→ **AIM OF THE TASK**:
Search the data for the word "contract" and copy every line where it occurs.

→ **DATA EXTRACT**:
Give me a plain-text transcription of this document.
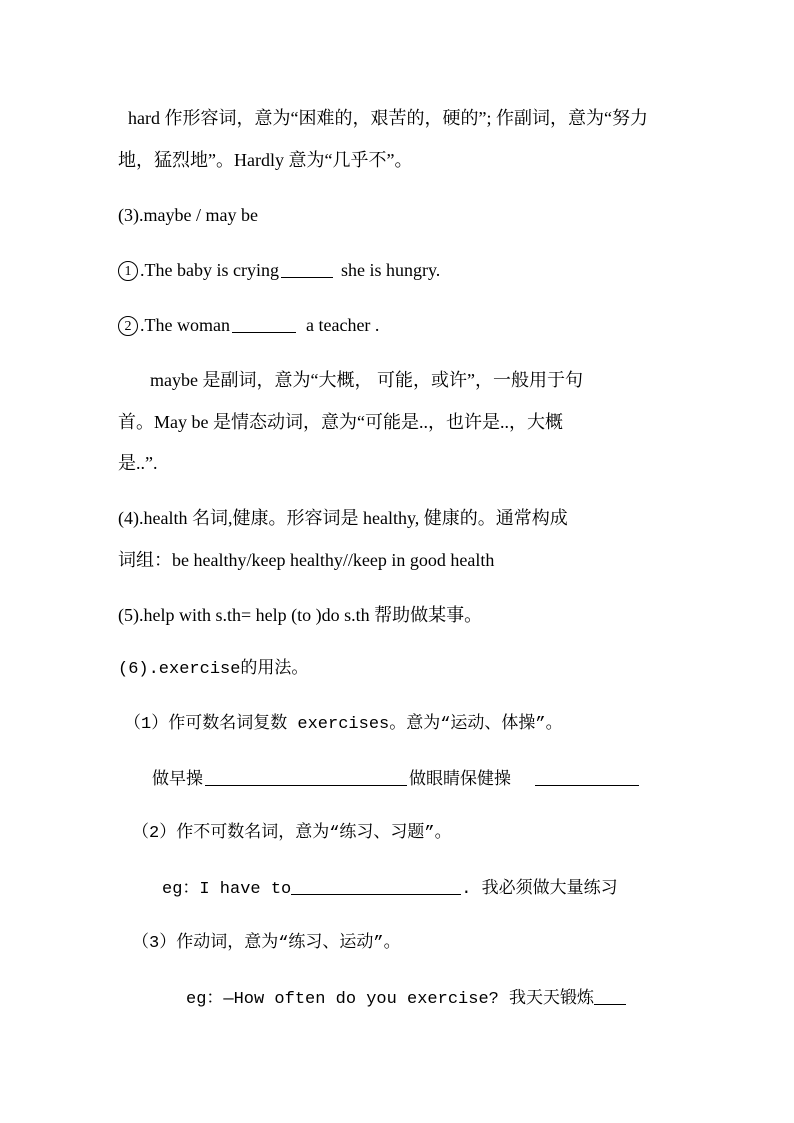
hard 作形容词，意为“困难的，艰苦的，硬的”; 作副词，意为“努力
地，猛烈地”。Hardly 意为“几乎不”。
(3).maybe / may be
1 .The baby is crying	she is hungry.
2 .The woman	a teacher .
maybe 是副词，意为“大概， 可能，或许”，一般用于句
首。May be 是情态动词，意为“可能是..，也许是..，大概
是..”.
(4).health 名词,健康。形容词是 healthy, 健康的。通常构成
词组：be healthy/keep healthy//keep in good health
(5).help with s.th= help (to )do s.th 帮助做某事。
(6).exercise的用法。
（1）作可数名词复数 exercises。意为“运动、体操”。
做早操	做眼睛保健操
（2）作不可数名词，意为“练习、习题”。
eg：I have to	. 我必须做大量练习
（3）作动词，意为“练习、运动”。
eg：—How often do you exercise? 我天天锻炼
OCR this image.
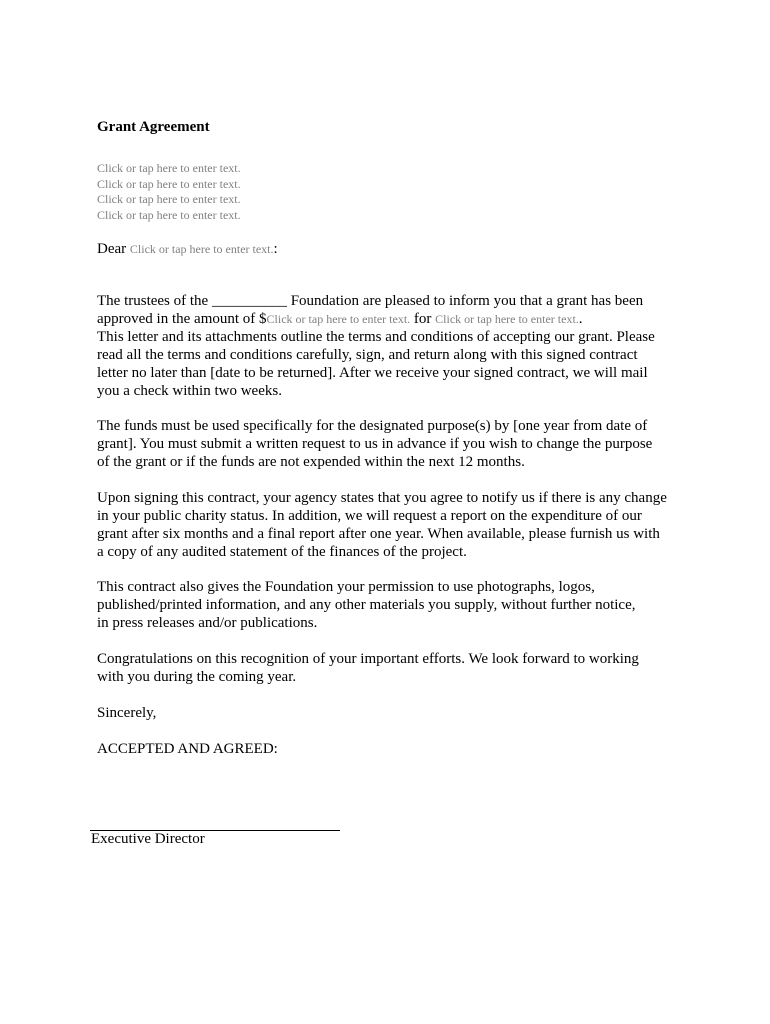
Grant Agreement
Click or tap here to enter text.
Click or tap here to enter text.
Click or tap here to enter text.
Click or tap here to enter text.
Dear Click or tap here to enter text.:
The trustees of the __________ Foundation are pleased to inform you that a grant has been
approved in the amount of $Click or tap here to enter text. for Click or tap here to enter text..
This letter and its attachments outline the terms and conditions of accepting our grant. Please
read all the terms and conditions carefully, sign, and return along with this signed contract
letter no later than [date to be returned]. After we receive your signed contract, we will mail
you a check within two weeks.
The funds must be used specifically for the designated purpose(s) by [one year from date of
grant]. You must submit a written request to us in advance if you wish to change the purpose
of the grant or if the funds are not expended within the next 12 months.
Upon signing this contract, your agency states that you agree to notify us if there is any change
in your public charity status. In addition, we will request a report on the expenditure of our
grant after six months and a final report after one year. When available, please furnish us with
a copy of any audited statement of the finances of the project.
This contract also gives the Foundation your permission to use photographs, logos,
published/printed information, and any other materials you supply, without further notice,
in press releases and/or publications.
Congratulations on this recognition of your important efforts. We look forward to working
with you during the coming year.
Sincerely,
ACCEPTED AND AGREED:
Executive Director
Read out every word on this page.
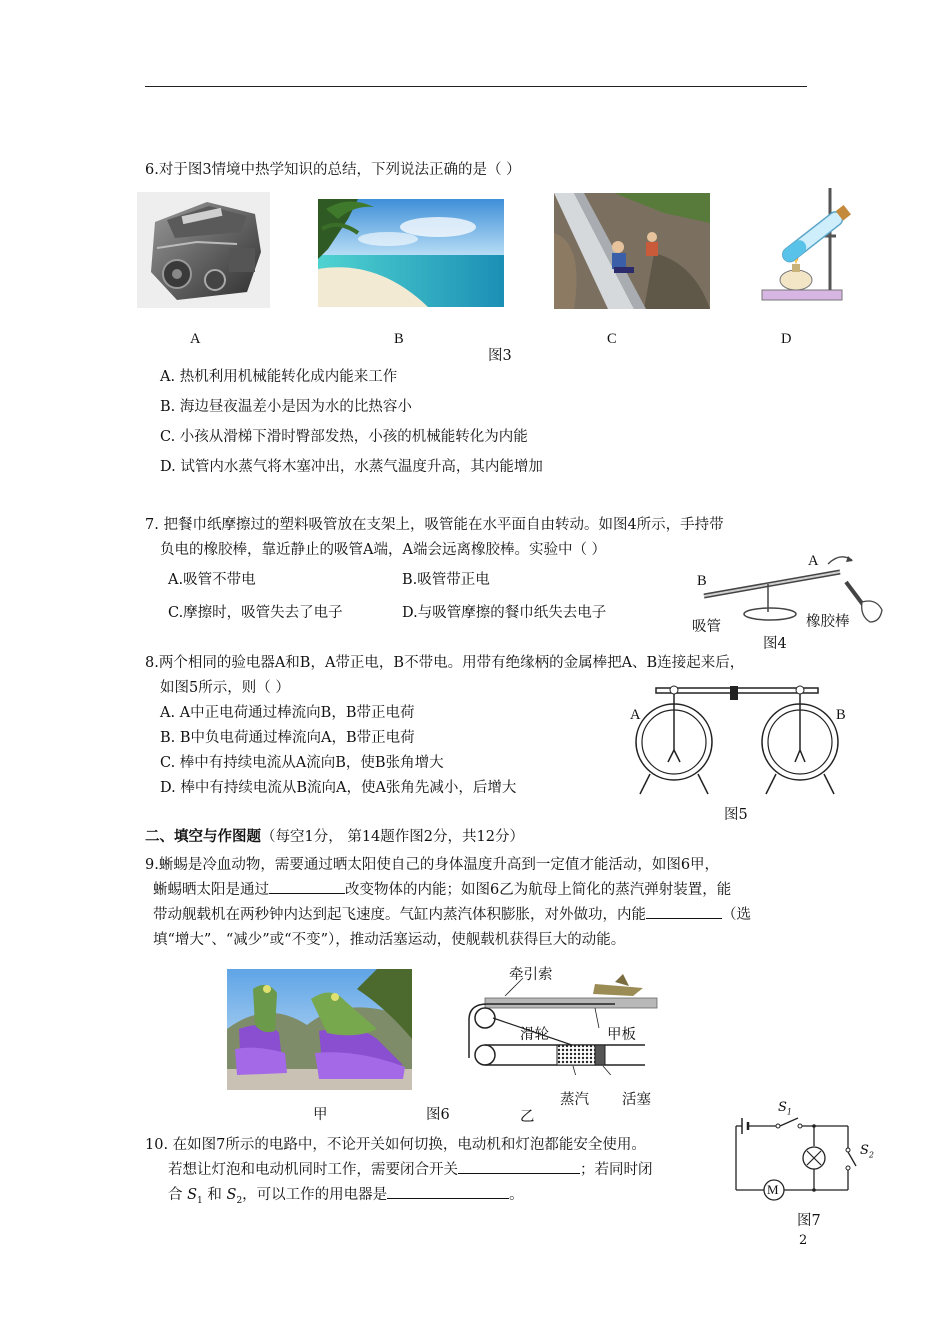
6.对于图3情境中热学知识的总结，下列说法正确的是（ ）
A	B	C	D
图3
A. 热机利用机械能转化成内能来工作
B. 海边昼夜温差小是因为水的比热容小
C. 小孩从滑梯下滑时臀部发热，小孩的机械能转化为内能
D. 试管内水蒸气将木塞冲出，水蒸气温度升高，其内能增加
7. 把餐巾纸摩擦过的塑料吸管放在支架上，吸管能在水平面自由转动。如图4所示，手持带
负电的橡胶棒，靠近静止的吸管A端，A端会远离橡胶棒。实验中（ ）
A.吸管不带电	B.吸管带正电
C.摩擦时，吸管失去了电子	D.与吸管摩擦的餐巾纸失去电子
A
B
吸管	橡胶棒
图4
8.两个相同的验电器A和B，A带正电，B不带电。用带有绝缘柄的金属棒把A、B连接起来后，
如图5所示，则（ ）
A. A中正电荷通过棒流向B，B带正电荷
B. B中负电荷通过棒流向A，B带正电荷
C. 棒中有持续电流从A流向B，使B张角增大
D. 棒中有持续电流从B流向A，使A张角先减小，后增大
A	B
图5
二、填空与作图题（每空1分， 第14题作图2分，共12分）
9.蜥蜴是冷血动物，需要通过晒太阳使自己的身体温度升高到一定值才能活动，如图6甲，
蜥蜴晒太阳是通过	改变物体的内能；如图6乙为航母上简化的蒸汽弹射装置，能
带动舰载机在两秒钟内达到起飞速度。气缸内蒸汽体积膨胀，对外做功，内能	（选
填“增大”、“减少”或“不变”），推动活塞运动，使舰载机获得巨大的动能。
牵引索
滑轮	甲板
蒸汽 活塞
甲	图6	乙
10. 在如图7所示的电路中，不论开关如何切换，电动机和灯泡都能安全使用。
若想让灯泡和电动机同时工作，需要闭合开关	；若同时闭
合 $S_1$ 和 $S_2$，可以工作的用电器是	。
$S_1$
$S_2$
M
图7
2
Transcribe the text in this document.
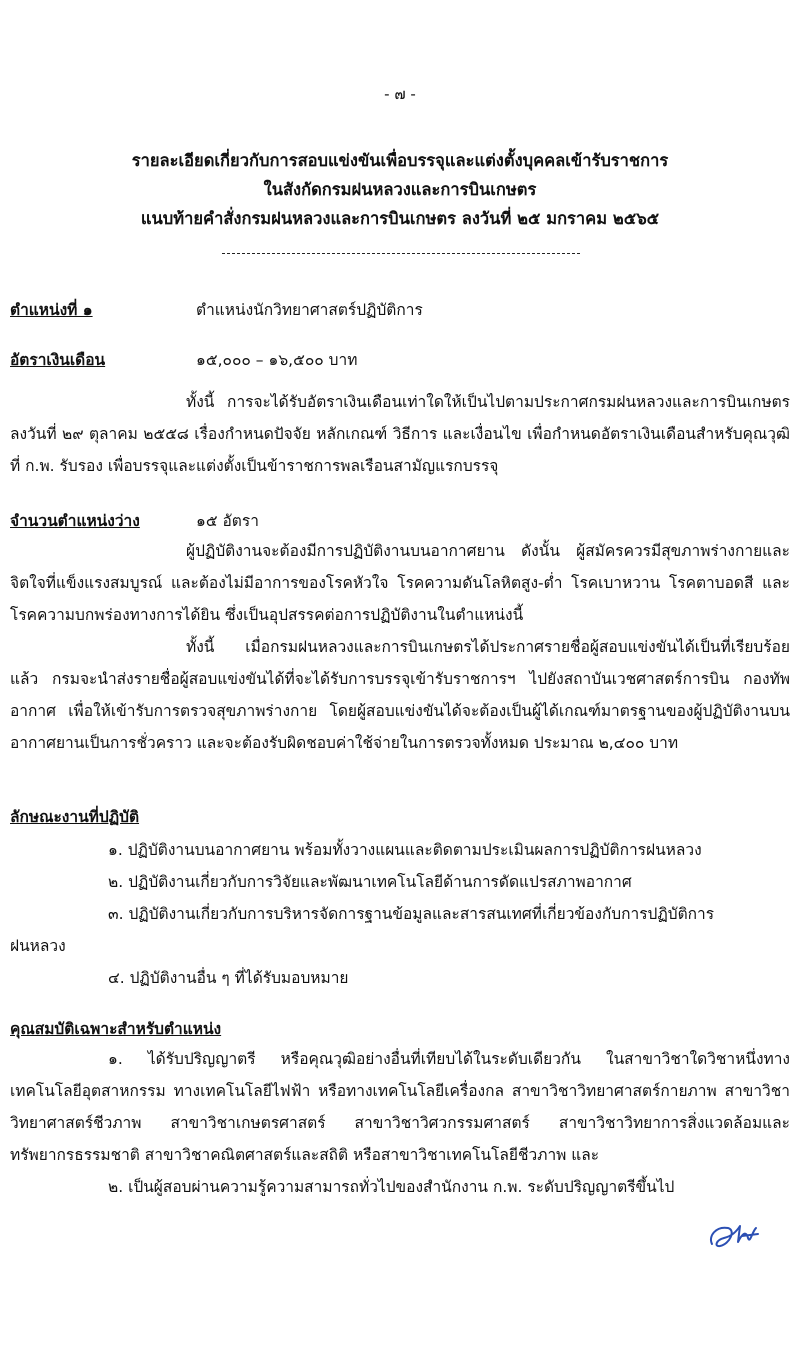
- ๗ -
รายละเอียดเกี่ยวกับการสอบแข่งขันเพื่อบรรจุและแต่งตั้งบุคคลเข้ารับราชการ
ในสังกัดกรมฝนหลวงและการบินเกษตร
แนบท้ายคำสั่งกรมฝนหลวงและการบินเกษตร ลงวันที่ ๒๕ มกราคม ๒๕๖๕
ตำแหน่งที่ ๑	ตำแหน่งนักวิทยาศาสตร์ปฏิบัติการ
อัตราเงินเดือน	๑๕,๐๐๐ – ๑๖,๕๐๐ บาท
ทั้งนี้ การจะได้รับอัตราเงินเดือนเท่าใดให้เป็นไปตามประกาศกรมฝนหลวงและการบินเกษตร ลงวันที่ ๒๙ ตุลาคม ๒๕๕๘ เรื่องกำหนดปัจจัย หลักเกณฑ์ วิธีการ และเงื่อนไข เพื่อกำหนดอัตราเงินเดือนสำหรับคุณวุฒิที่ ก.พ. รับรอง เพื่อบรรจุและแต่งตั้งเป็นข้าราชการพลเรือนสามัญแรกบรรจุ
จำนวนตำแหน่งว่าง	๑๕ อัตรา
ผู้ปฏิบัติงานจะต้องมีการปฏิบัติงานบนอากาศยาน ดังนั้น ผู้สมัครควรมีสุขภาพร่างกายและจิตใจที่แข็งแรงสมบูรณ์ และต้องไม่มีอาการของโรคหัวใจ โรคความดันโลหิตสูง-ต่ำ โรคเบาหวาน โรคตาบอดสี และโรคความบกพร่องทางการได้ยิน ซึ่งเป็นอุปสรรคต่อการปฏิบัติงานในตำแหน่งนี้
ทั้งนี้ เมื่อกรมฝนหลวงและการบินเกษตรได้ประกาศรายชื่อผู้สอบแข่งขันได้เป็นที่เรียบร้อยแล้ว กรมจะนำส่งรายชื่อผู้สอบแข่งขันได้ที่จะได้รับการบรรจุเข้ารับราชการฯ ไปยังสถาบันเวชศาสตร์การบิน กองทัพอากาศ เพื่อให้เข้ารับการตรวจสุขภาพร่างกาย โดยผู้สอบแข่งขันได้จะต้องเป็นผู้ได้เกณฑ์มาตรฐานของผู้ปฏิบัติงานบนอากาศยานเป็นการชั่วคราว และจะต้องรับผิดชอบค่าใช้จ่ายในการตรวจทั้งหมด ประมาณ ๒,๔๐๐ บาท
ลักษณะงานที่ปฏิบัติ
๑. ปฏิบัติงานบนอากาศยาน พร้อมทั้งวางแผนและติดตามประเมินผลการปฏิบัติการฝนหลวง
๒. ปฏิบัติงานเกี่ยวกับการวิจัยและพัฒนาเทคโนโลยีด้านการดัดแปรสภาพอากาศ
๓. ปฏิบัติงานเกี่ยวกับการบริหารจัดการฐานข้อมูลและสารสนเทศที่เกี่ยวข้องกับการปฏิบัติการ
ฝนหลวง
๔. ปฏิบัติงานอื่น ๆ ที่ได้รับมอบหมาย
คุณสมบัติเฉพาะสำหรับตำแหน่ง
๑. ได้รับปริญญาตรี หรือคุณวุฒิอย่างอื่นที่เทียบได้ในระดับเดียวกัน ในสาขาวิชาใดวิชาหนึ่งทางเทคโนโลยีอุตสาหกรรม ทางเทคโนโลยีไฟฟ้า หรือทางเทคโนโลยีเครื่องกล สาขาวิชาวิทยาศาสตร์กายภาพ สาขาวิชาวิทยาศาสตร์ชีวภาพ สาขาวิชาเกษตรศาสตร์ สาขาวิชาวิศวกรรมศาสตร์ สาขาวิชาวิทยาการสิ่งแวดล้อมและทรัพยากรธรรมชาติ สาขาวิชาคณิตศาสตร์และสถิติ หรือสาขาวิชาเทคโนโลยีชีวภาพ และ
๒. เป็นผู้สอบผ่านความรู้ความสามารถทั่วไปของสำนักงาน ก.พ. ระดับปริญญาตรีขึ้นไป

→ **WRITTEN ANSWER**:
read all the terms and conditions carefully, sign, and return along with this signed contract
letter no later than [date to be returned]. After we receive your signed contract, we will mail
Upon signing this contract, your agency states that you agree to notify us if there is any change
This contract also gives the Foundation your permission to use photographs, logos,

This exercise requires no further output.